| Stated task |
Repeat what the lines below say, word for word, and skip every image.

Stored data entries:

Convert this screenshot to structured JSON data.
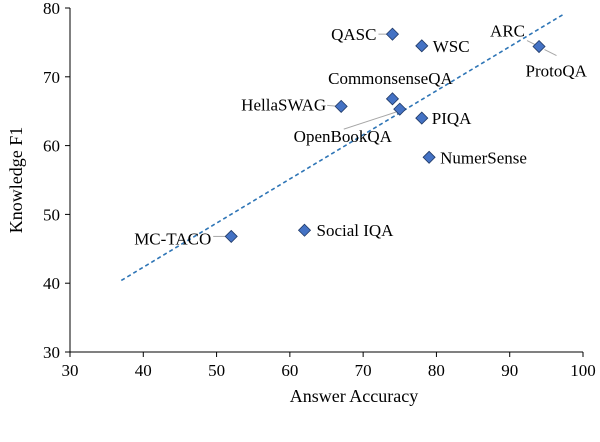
{
  "chart_data": {
    "type": "scatter",
    "title": "",
    "xlabel": "Answer Accuracy",
    "ylabel": "Knowledge F1",
    "xlim": [
      30,
      100
    ],
    "ylim": [
      30,
      80
    ],
    "x_ticks": [
      30,
      40,
      50,
      60,
      70,
      80,
      90,
      100
    ],
    "y_ticks": [
      30,
      40,
      50,
      60,
      70,
      80
    ],
    "grid": false,
    "legend": "none",
    "marker": "diamond",
    "marker_color": "#4472c4",
    "trendline": {
      "style": "dashed",
      "color": "#2e75b6",
      "x": [
        37,
        97.2
      ],
      "y": [
        40.4,
        79
      ]
    },
    "points": [
      {
        "label": "QASC",
        "x": 74,
        "y": 76.2
      },
      {
        "label": "WSC",
        "x": 78,
        "y": 74.5
      },
      {
        "label": "ARC",
        "x": 94,
        "y": 74.4
      },
      {
        "label": "ProtoQA",
        "x": 94.2,
        "y": 74.4
      },
      {
        "label": "CommonsenseQA",
        "x": 74,
        "y": 66.8
      },
      {
        "label": "HellaSWAG",
        "x": 67,
        "y": 65.7
      },
      {
        "label": "OpenBookQA",
        "x": 75,
        "y": 65.3
      },
      {
        "label": "PIQA",
        "x": 78,
        "y": 64
      },
      {
        "label": "NumerSense",
        "x": 79,
        "y": 58.3
      },
      {
        "label": "Social IQA",
        "x": 62,
        "y": 47.7
      },
      {
        "label": "MC-TACO",
        "x": 52,
        "y": 46.8
      }
    ]
  }
}
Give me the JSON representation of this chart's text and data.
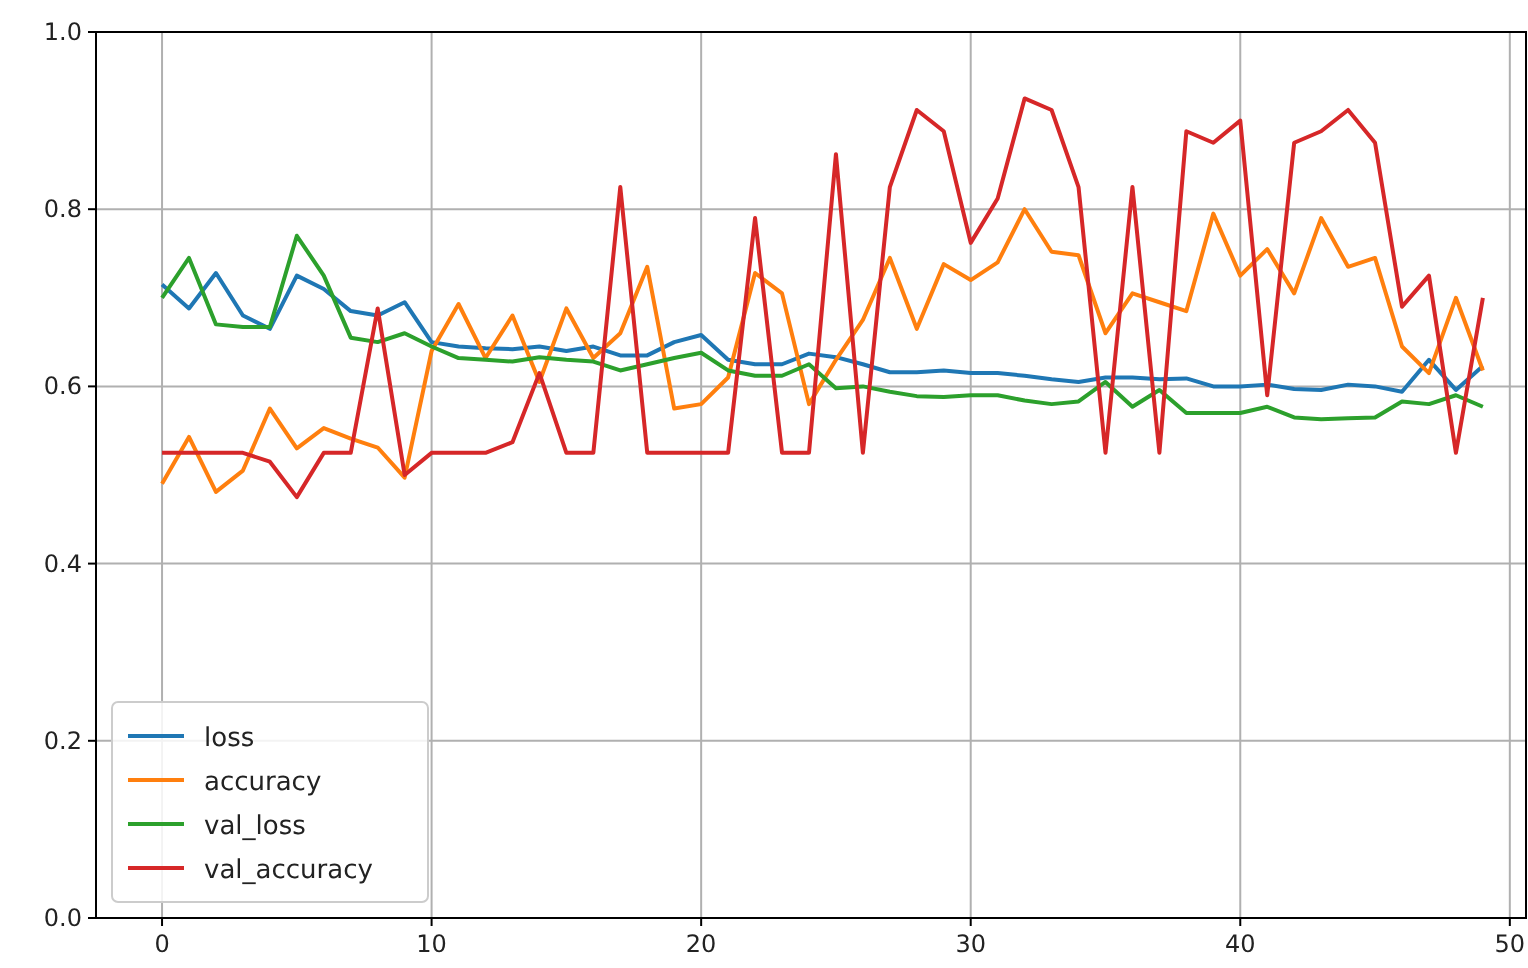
{
  "chart_data": {
    "type": "line",
    "x": [
      0,
      1,
      2,
      3,
      4,
      5,
      6,
      7,
      8,
      9,
      10,
      11,
      12,
      13,
      14,
      15,
      16,
      17,
      18,
      19,
      20,
      21,
      22,
      23,
      24,
      25,
      26,
      27,
      28,
      29,
      30,
      31,
      32,
      33,
      34,
      35,
      36,
      37,
      38,
      39,
      40,
      41,
      42,
      43,
      44,
      45,
      46,
      47,
      48,
      49
    ],
    "series": [
      {
        "name": "loss",
        "color": "#1f77b4",
        "values": [
          0.715,
          0.688,
          0.728,
          0.68,
          0.665,
          0.725,
          0.71,
          0.685,
          0.68,
          0.695,
          0.65,
          0.645,
          0.643,
          0.642,
          0.645,
          0.64,
          0.645,
          0.635,
          0.635,
          0.65,
          0.658,
          0.63,
          0.625,
          0.625,
          0.637,
          0.633,
          0.625,
          0.616,
          0.616,
          0.618,
          0.615,
          0.615,
          0.612,
          0.608,
          0.605,
          0.61,
          0.61,
          0.608,
          0.609,
          0.6,
          0.6,
          0.602,
          0.597,
          0.596,
          0.602,
          0.6,
          0.594,
          0.63,
          0.596,
          0.623
        ]
      },
      {
        "name": "accuracy",
        "color": "#ff7f0e",
        "values": [
          0.49,
          0.543,
          0.481,
          0.505,
          0.575,
          0.53,
          0.553,
          0.541,
          0.531,
          0.497,
          0.64,
          0.693,
          0.632,
          0.68,
          0.605,
          0.688,
          0.632,
          0.66,
          0.735,
          0.575,
          0.58,
          0.61,
          0.728,
          0.705,
          0.58,
          0.63,
          0.675,
          0.745,
          0.665,
          0.738,
          0.72,
          0.74,
          0.8,
          0.752,
          0.748,
          0.66,
          0.705,
          0.695,
          0.685,
          0.795,
          0.725,
          0.755,
          0.705,
          0.79,
          0.735,
          0.745,
          0.645,
          0.615,
          0.7,
          0.618
        ]
      },
      {
        "name": "val_loss",
        "color": "#2ca02c",
        "values": [
          0.7,
          0.745,
          0.67,
          0.667,
          0.667,
          0.77,
          0.725,
          0.655,
          0.65,
          0.66,
          0.645,
          0.632,
          0.63,
          0.628,
          0.633,
          0.63,
          0.628,
          0.618,
          0.625,
          0.632,
          0.638,
          0.618,
          0.612,
          0.612,
          0.625,
          0.598,
          0.6,
          0.594,
          0.589,
          0.588,
          0.59,
          0.59,
          0.584,
          0.58,
          0.583,
          0.605,
          0.577,
          0.596,
          0.57,
          0.57,
          0.57,
          0.577,
          0.565,
          0.563,
          0.564,
          0.565,
          0.583,
          0.58,
          0.59,
          0.577
        ]
      },
      {
        "name": "val_accuracy",
        "color": "#d62728",
        "values": [
          0.525,
          0.525,
          0.525,
          0.525,
          0.515,
          0.475,
          0.525,
          0.525,
          0.688,
          0.5,
          0.525,
          0.525,
          0.525,
          0.537,
          0.615,
          0.525,
          0.525,
          0.825,
          0.525,
          0.525,
          0.525,
          0.525,
          0.79,
          0.525,
          0.525,
          0.862,
          0.525,
          0.825,
          0.912,
          0.888,
          0.762,
          0.812,
          0.925,
          0.912,
          0.825,
          0.525,
          0.825,
          0.525,
          0.888,
          0.875,
          0.9,
          0.59,
          0.875,
          0.888,
          0.912,
          0.875,
          0.69,
          0.725,
          0.525,
          0.7
        ]
      }
    ],
    "xlim": [
      -2.45,
      50.6
    ],
    "ylim": [
      0,
      1
    ],
    "xticks": [
      0,
      10,
      20,
      30,
      40,
      50
    ],
    "yticks": [
      {
        "value": 0,
        "label": "0.0"
      },
      {
        "value": 0.2,
        "label": "0.2"
      },
      {
        "value": 0.4,
        "label": "0.4"
      },
      {
        "value": 0.6,
        "label": "0.6"
      },
      {
        "value": 0.8,
        "label": "0.8"
      },
      {
        "value": 1,
        "label": "1.0"
      }
    ],
    "grid": true,
    "legend": "bottom left"
  }
}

| Full output |
Convert this screenshot to structured JSON data.
{
  "chart_data": {
    "type": "scatter",
    "title": "",
    "xlabel": "Answer Accuracy",
    "ylabel": "Knowledge F1",
    "xlim": [
      30,
      100
    ],
    "ylim": [
      30,
      80
    ],
    "x_ticks": [
      30,
      40,
      50,
      60,
      70,
      80,
      90,
      100
    ],
    "y_ticks": [
      30,
      40,
      50,
      60,
      70,
      80
    ],
    "grid": false,
    "legend": "none",
    "marker": "diamond",
    "marker_color": "#4472c4",
    "trendline": {
      "style": "dashed",
      "color": "#2e75b6",
      "x": [
        37,
        97.2
      ],
      "y": [
        40.4,
        79
      ]
    },
    "points": [
      {
        "label": "QASC",
        "x": 74,
        "y": 76.2
      },
      {
        "label": "WSC",
        "x": 78,
        "y": 74.5
      },
      {
        "label": "ARC",
        "x": 94,
        "y": 74.4
      },
      {
        "label": "ProtoQA",
        "x": 94.2,
        "y": 74.4
      },
      {
        "label": "CommonsenseQA",
        "x": 74,
        "y": 66.8
      },
      {
        "label": "HellaSWAG",
        "x": 67,
        "y": 65.7
      },
      {
        "label": "OpenBookQA",
        "x": 75,
        "y": 65.3
      },
      {
        "label": "PIQA",
        "x": 78,
        "y": 64
      },
      {
        "label": "NumerSense",
        "x": 79,
        "y": 58.3
      },
      {
        "label": "Social IQA",
        "x": 62,
        "y": 47.7
      },
      {
        "label": "MC-TACO",
        "x": 52,
        "y": 46.8
      }
    ]
  }
}
Give me the JSON representation of this chart's text and data.
{
  "chart_data": {
    "type": "line",
    "x": [
      0,
      1,
      2,
      3,
      4,
      5,
      6,
      7,
      8,
      9,
      10,
      11,
      12,
      13,
      14,
      15,
      16,
      17,
      18,
      19,
      20,
      21,
      22,
      23,
      24,
      25,
      26,
      27,
      28,
      29,
      30,
      31,
      32,
      33,
      34,
      35,
      36,
      37,
      38,
      39,
      40,
      41,
      42,
      43,
      44,
      45,
      46,
      47,
      48,
      49
    ],
    "series": [
      {
        "name": "loss",
        "color": "#1f77b4",
        "values": [
          0.715,
          0.688,
          0.728,
          0.68,
          0.665,
          0.725,
          0.71,
          0.685,
          0.68,
          0.695,
          0.65,
          0.645,
          0.643,
          0.642,
          0.645,
          0.64,
          0.645,
          0.635,
          0.635,
          0.65,
          0.658,
          0.63,
          0.625,
          0.625,
          0.637,
          0.633,
          0.625,
          0.616,
          0.616,
          0.618,
          0.615,
          0.615,
          0.612,
          0.608,
          0.605,
          0.61,
          0.61,
          0.608,
          0.609,
          0.6,
          0.6,
          0.602,
          0.597,
          0.596,
          0.602,
          0.6,
          0.594,
          0.63,
          0.596,
          0.623
        ]
      },
      {
        "name": "accuracy",
        "color": "#ff7f0e",
        "values": [
          0.49,
          0.543,
          0.481,
          0.505,
          0.575,
          0.53,
          0.553,
          0.541,
          0.531,
          0.497,
          0.64,
          0.693,
          0.632,
          0.68,
          0.605,
          0.688,
          0.632,
          0.66,
          0.735,
          0.575,
          0.58,
          0.61,
          0.728,
          0.705,
          0.58,
          0.63,
          0.675,
          0.745,
          0.665,
          0.738,
          0.72,
          0.74,
          0.8,
          0.752,
          0.748,
          0.66,
          0.705,
          0.695,
          0.685,
          0.795,
          0.725,
          0.755,
          0.705,
          0.79,
          0.735,
          0.745,
          0.645,
          0.615,
          0.7,
          0.618
        ]
      },
      {
        "name": "val_loss",
        "color": "#2ca02c",
        "values": [
          0.7,
          0.745,
          0.67,
          0.667,
          0.667,
          0.77,
          0.725,
          0.655,
          0.65,
          0.66,
          0.645,
          0.632,
          0.63,
          0.628,
          0.633,
          0.63,
          0.628,
          0.618,
          0.625,
          0.632,
          0.638,
          0.618,
          0.612,
          0.612,
          0.625,
          0.598,
          0.6,
          0.594,
          0.589,
          0.588,
          0.59,
          0.59,
          0.584,
          0.58,
          0.583,
          0.605,
          0.577,
          0.596,
          0.57,
          0.57,
          0.57,
          0.577,
          0.565,
          0.563,
          0.564,
          0.565,
          0.583,
          0.58,
          0.59,
          0.577
        ]
      },
      {
        "name": "val_accuracy",
        "color": "#d62728",
        "values": [
          0.525,
          0.525,
          0.525,
          0.525,
          0.515,
          0.475,
          0.525,
          0.525,
          0.688,
          0.5,
          0.525,
          0.525,
          0.525,
          0.537,
          0.615,
          0.525,
          0.525,
          0.825,
          0.525,
          0.525,
          0.525,
          0.525,
          0.79,
          0.525,
          0.525,
          0.862,
          0.525,
          0.825,
          0.912,
          0.888,
          0.762,
          0.812,
          0.925,
          0.912,
          0.825,
          0.525,
          0.825,
          0.525,
          0.888,
          0.875,
          0.9,
          0.59,
          0.875,
          0.888,
          0.912,
          0.875,
          0.69,
          0.725,
          0.525,
          0.7
        ]
      }
    ],
    "xlim": [
      -2.45,
      50.6
    ],
    "ylim": [
      0,
      1
    ],
    "xticks": [
      0,
      10,
      20,
      30,
      40,
      50
    ],
    "yticks": [
      {
        "value": 0,
        "label": "0.0"
      },
      {
        "value": 0.2,
        "label": "0.2"
      },
      {
        "value": 0.4,
        "label": "0.4"
      },
      {
        "value": 0.6,
        "label": "0.6"
      },
      {
        "value": 0.8,
        "label": "0.8"
      },
      {
        "value": 1,
        "label": "1.0"
      }
    ],
    "grid": true,
    "legend": "bottom left"
  }
}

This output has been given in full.